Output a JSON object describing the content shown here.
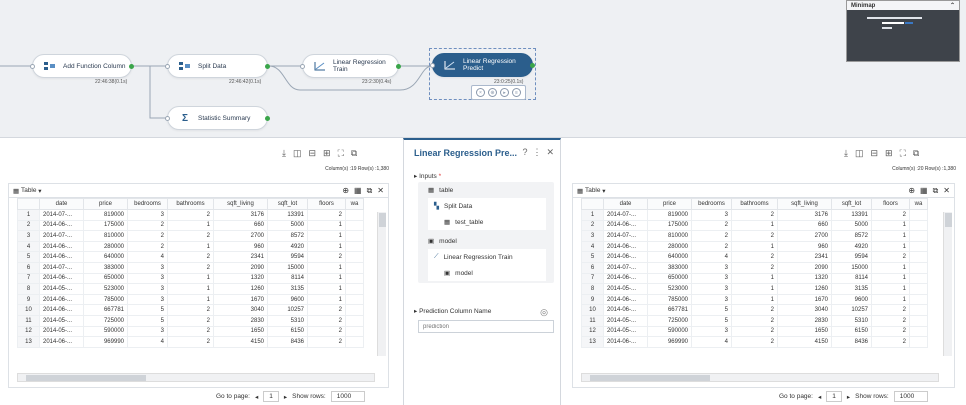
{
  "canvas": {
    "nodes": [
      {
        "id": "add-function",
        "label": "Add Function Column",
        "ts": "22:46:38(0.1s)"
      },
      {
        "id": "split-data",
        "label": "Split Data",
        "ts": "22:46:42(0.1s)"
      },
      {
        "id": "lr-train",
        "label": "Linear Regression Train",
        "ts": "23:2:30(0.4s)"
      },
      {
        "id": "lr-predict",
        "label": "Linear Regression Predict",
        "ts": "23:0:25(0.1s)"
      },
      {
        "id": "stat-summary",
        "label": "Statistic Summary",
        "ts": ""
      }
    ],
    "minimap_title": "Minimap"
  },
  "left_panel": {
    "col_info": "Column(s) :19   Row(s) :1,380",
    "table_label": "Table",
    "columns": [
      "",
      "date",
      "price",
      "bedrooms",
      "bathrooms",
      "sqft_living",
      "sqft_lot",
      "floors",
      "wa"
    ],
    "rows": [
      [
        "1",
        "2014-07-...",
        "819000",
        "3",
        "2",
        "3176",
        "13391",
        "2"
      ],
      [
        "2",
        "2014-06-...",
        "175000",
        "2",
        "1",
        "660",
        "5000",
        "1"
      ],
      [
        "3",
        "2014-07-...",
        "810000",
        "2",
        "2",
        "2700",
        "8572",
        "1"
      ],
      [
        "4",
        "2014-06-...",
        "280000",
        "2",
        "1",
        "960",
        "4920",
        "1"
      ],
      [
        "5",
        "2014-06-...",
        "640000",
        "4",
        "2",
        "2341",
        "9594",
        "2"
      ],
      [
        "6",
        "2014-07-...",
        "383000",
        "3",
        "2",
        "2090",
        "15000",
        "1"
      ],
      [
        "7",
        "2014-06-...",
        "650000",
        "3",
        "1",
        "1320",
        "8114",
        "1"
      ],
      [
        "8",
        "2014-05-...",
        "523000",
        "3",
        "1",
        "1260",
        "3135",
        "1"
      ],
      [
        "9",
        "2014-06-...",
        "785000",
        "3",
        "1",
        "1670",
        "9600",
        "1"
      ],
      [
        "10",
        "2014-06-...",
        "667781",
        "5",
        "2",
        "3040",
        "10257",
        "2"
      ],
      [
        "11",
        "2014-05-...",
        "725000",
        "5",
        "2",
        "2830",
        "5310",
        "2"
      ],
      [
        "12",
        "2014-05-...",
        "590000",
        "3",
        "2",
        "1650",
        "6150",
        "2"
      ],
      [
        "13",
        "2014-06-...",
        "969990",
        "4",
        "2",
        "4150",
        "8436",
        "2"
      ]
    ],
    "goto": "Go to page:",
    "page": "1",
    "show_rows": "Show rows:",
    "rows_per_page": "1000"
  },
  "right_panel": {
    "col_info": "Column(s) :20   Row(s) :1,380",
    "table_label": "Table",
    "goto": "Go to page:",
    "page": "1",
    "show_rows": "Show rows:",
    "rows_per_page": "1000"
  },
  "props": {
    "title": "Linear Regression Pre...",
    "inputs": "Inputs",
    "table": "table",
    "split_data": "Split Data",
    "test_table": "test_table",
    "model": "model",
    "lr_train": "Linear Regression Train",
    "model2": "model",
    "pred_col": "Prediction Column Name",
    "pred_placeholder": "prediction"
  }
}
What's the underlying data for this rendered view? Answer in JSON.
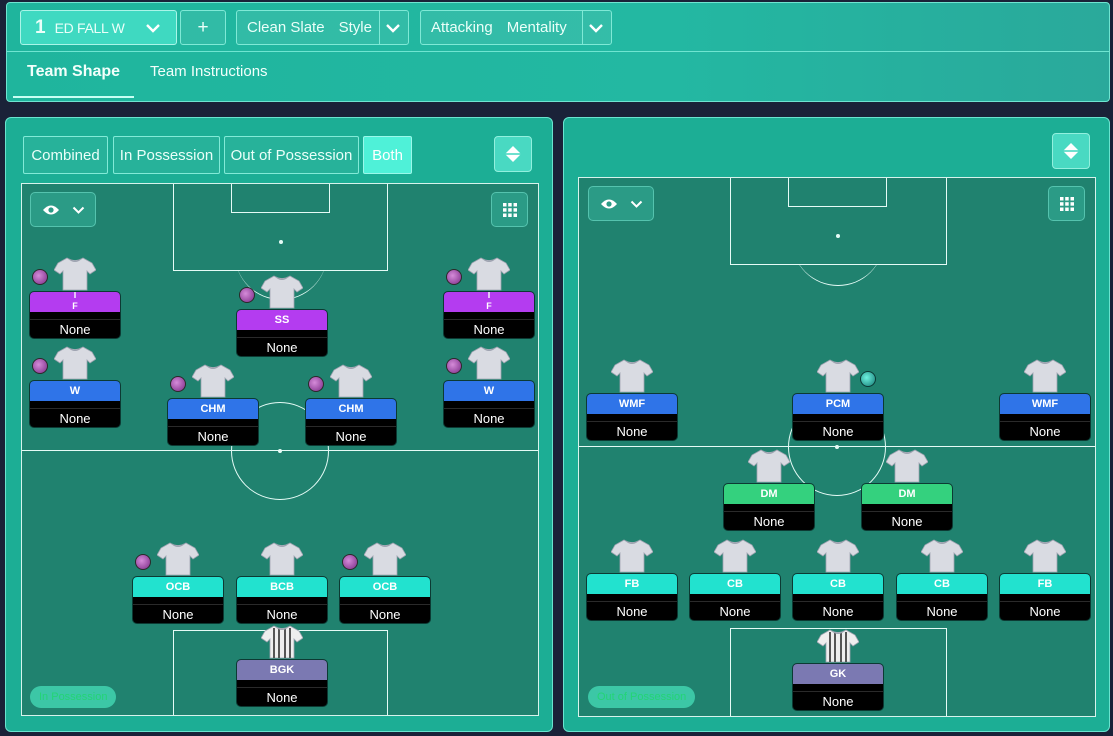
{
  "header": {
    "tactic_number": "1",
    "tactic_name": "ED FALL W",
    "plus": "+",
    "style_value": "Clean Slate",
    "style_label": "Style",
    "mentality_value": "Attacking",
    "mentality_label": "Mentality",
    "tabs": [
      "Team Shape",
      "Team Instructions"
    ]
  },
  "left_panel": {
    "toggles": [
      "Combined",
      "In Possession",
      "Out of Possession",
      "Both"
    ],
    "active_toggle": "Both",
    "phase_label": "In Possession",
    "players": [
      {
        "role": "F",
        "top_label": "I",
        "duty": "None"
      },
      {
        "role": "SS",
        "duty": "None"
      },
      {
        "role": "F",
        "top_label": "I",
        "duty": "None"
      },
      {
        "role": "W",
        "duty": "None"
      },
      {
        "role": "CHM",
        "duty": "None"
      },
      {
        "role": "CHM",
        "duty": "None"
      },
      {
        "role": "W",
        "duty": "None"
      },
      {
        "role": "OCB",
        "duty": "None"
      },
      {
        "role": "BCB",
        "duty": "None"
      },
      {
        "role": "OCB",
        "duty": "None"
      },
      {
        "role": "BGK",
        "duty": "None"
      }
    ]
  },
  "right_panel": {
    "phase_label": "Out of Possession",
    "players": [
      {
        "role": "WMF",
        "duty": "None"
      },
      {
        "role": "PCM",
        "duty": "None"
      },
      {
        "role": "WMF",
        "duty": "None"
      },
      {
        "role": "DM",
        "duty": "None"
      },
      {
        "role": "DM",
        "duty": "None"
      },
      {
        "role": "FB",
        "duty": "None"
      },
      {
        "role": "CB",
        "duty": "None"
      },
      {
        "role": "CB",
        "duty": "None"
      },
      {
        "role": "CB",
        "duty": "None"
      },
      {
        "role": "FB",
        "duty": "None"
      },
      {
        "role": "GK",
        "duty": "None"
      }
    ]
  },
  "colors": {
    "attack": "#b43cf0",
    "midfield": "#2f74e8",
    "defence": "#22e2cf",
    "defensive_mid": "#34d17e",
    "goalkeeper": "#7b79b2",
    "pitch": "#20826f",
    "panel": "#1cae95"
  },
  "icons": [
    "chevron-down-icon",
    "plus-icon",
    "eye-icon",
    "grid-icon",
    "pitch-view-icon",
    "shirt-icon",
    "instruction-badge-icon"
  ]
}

Work required: Omit each picture, then return all of the listing exactly as it stands.

Output of the task:
Output a JSON object describing the content shown here.
{
  "canvas": {
    "nodes": [
      {
        "id": "add-function",
        "label": "Add Function Column",
        "ts": "22:46:38(0.1s)"
      },
      {
        "id": "split-data",
        "label": "Split Data",
        "ts": "22:46:42(0.1s)"
      },
      {
        "id": "lr-train",
        "label": "Linear Regression Train",
        "ts": "23:2:30(0.4s)"
      },
      {
        "id": "lr-predict",
        "label": "Linear Regression Predict",
        "ts": "23:0:25(0.1s)"
      },
      {
        "id": "stat-summary",
        "label": "Statistic Summary",
        "ts": ""
      }
    ],
    "minimap_title": "Minimap"
  },
  "left_panel": {
    "col_info": "Column(s) :19   Row(s) :1,380",
    "table_label": "Table",
    "columns": [
      "",
      "date",
      "price",
      "bedrooms",
      "bathrooms",
      "sqft_living",
      "sqft_lot",
      "floors",
      "wa"
    ],
    "rows": [
      [
        "1",
        "2014-07-...",
        "819000",
        "3",
        "2",
        "3176",
        "13391",
        "2"
      ],
      [
        "2",
        "2014-06-...",
        "175000",
        "2",
        "1",
        "660",
        "5000",
        "1"
      ],
      [
        "3",
        "2014-07-...",
        "810000",
        "2",
        "2",
        "2700",
        "8572",
        "1"
      ],
      [
        "4",
        "2014-06-...",
        "280000",
        "2",
        "1",
        "960",
        "4920",
        "1"
      ],
      [
        "5",
        "2014-06-...",
        "640000",
        "4",
        "2",
        "2341",
        "9594",
        "2"
      ],
      [
        "6",
        "2014-07-...",
        "383000",
        "3",
        "2",
        "2090",
        "15000",
        "1"
      ],
      [
        "7",
        "2014-06-...",
        "650000",
        "3",
        "1",
        "1320",
        "8114",
        "1"
      ],
      [
        "8",
        "2014-05-...",
        "523000",
        "3",
        "1",
        "1260",
        "3135",
        "1"
      ],
      [
        "9",
        "2014-06-...",
        "785000",
        "3",
        "1",
        "1670",
        "9600",
        "1"
      ],
      [
        "10",
        "2014-06-...",
        "667781",
        "5",
        "2",
        "3040",
        "10257",
        "2"
      ],
      [
        "11",
        "2014-05-...",
        "725000",
        "5",
        "2",
        "2830",
        "5310",
        "2"
      ],
      [
        "12",
        "2014-05-...",
        "590000",
        "3",
        "2",
        "1650",
        "6150",
        "2"
      ],
      [
        "13",
        "2014-06-...",
        "969990",
        "4",
        "2",
        "4150",
        "8436",
        "2"
      ]
    ],
    "goto": "Go to page:",
    "page": "1",
    "show_rows": "Show rows:",
    "rows_per_page": "1000"
  },
  "right_panel": {
    "col_info": "Column(s) :20   Row(s) :1,380",
    "table_label": "Table",
    "goto": "Go to page:",
    "page": "1",
    "show_rows": "Show rows:",
    "rows_per_page": "1000"
  },
  "props": {
    "title": "Linear Regression Pre...",
    "inputs": "Inputs",
    "table": "table",
    "split_data": "Split Data",
    "test_table": "test_table",
    "model": "model",
    "lr_train": "Linear Regression Train",
    "model2": "model",
    "pred_col": "Prediction Column Name",
    "pred_placeholder": "prediction"
  }
}
What's the underlying data for this rendered view? Answer in JSON.
{
  "header": {
    "tactic_number": "1",
    "tactic_name": "ED FALL W",
    "plus": "+",
    "style_value": "Clean Slate",
    "style_label": "Style",
    "mentality_value": "Attacking",
    "mentality_label": "Mentality",
    "tabs": [
      "Team Shape",
      "Team Instructions"
    ]
  },
  "left_panel": {
    "toggles": [
      "Combined",
      "In Possession",
      "Out of Possession",
      "Both"
    ],
    "active_toggle": "Both",
    "phase_label": "In Possession",
    "players": [
      {
        "role": "F",
        "top_label": "I",
        "duty": "None"
      },
      {
        "role": "SS",
        "duty": "None"
      },
      {
        "role": "F",
        "top_label": "I",
        "duty": "None"
      },
      {
        "role": "W",
        "duty": "None"
      },
      {
        "role": "CHM",
        "duty": "None"
      },
      {
        "role": "CHM",
        "duty": "None"
      },
      {
        "role": "W",
        "duty": "None"
      },
      {
        "role": "OCB",
        "duty": "None"
      },
      {
        "role": "BCB",
        "duty": "None"
      },
      {
        "role": "OCB",
        "duty": "None"
      },
      {
        "role": "BGK",
        "duty": "None"
      }
    ]
  },
  "right_panel": {
    "phase_label": "Out of Possession",
    "players": [
      {
        "role": "WMF",
        "duty": "None"
      },
      {
        "role": "PCM",
        "duty": "None"
      },
      {
        "role": "WMF",
        "duty": "None"
      },
      {
        "role": "DM",
        "duty": "None"
      },
      {
        "role": "DM",
        "duty": "None"
      },
      {
        "role": "FB",
        "duty": "None"
      },
      {
        "role": "CB",
        "duty": "None"
      },
      {
        "role": "CB",
        "duty": "None"
      },
      {
        "role": "CB",
        "duty": "None"
      },
      {
        "role": "FB",
        "duty": "None"
      },
      {
        "role": "GK",
        "duty": "None"
      }
    ]
  },
  "colors": {
    "attack": "#b43cf0",
    "midfield": "#2f74e8",
    "defence": "#22e2cf",
    "defensive_mid": "#34d17e",
    "goalkeeper": "#7b79b2",
    "pitch": "#20826f",
    "panel": "#1cae95"
  },
  "icons": [
    "chevron-down-icon",
    "plus-icon",
    "eye-icon",
    "grid-icon",
    "pitch-view-icon",
    "shirt-icon",
    "instruction-badge-icon"
  ]
}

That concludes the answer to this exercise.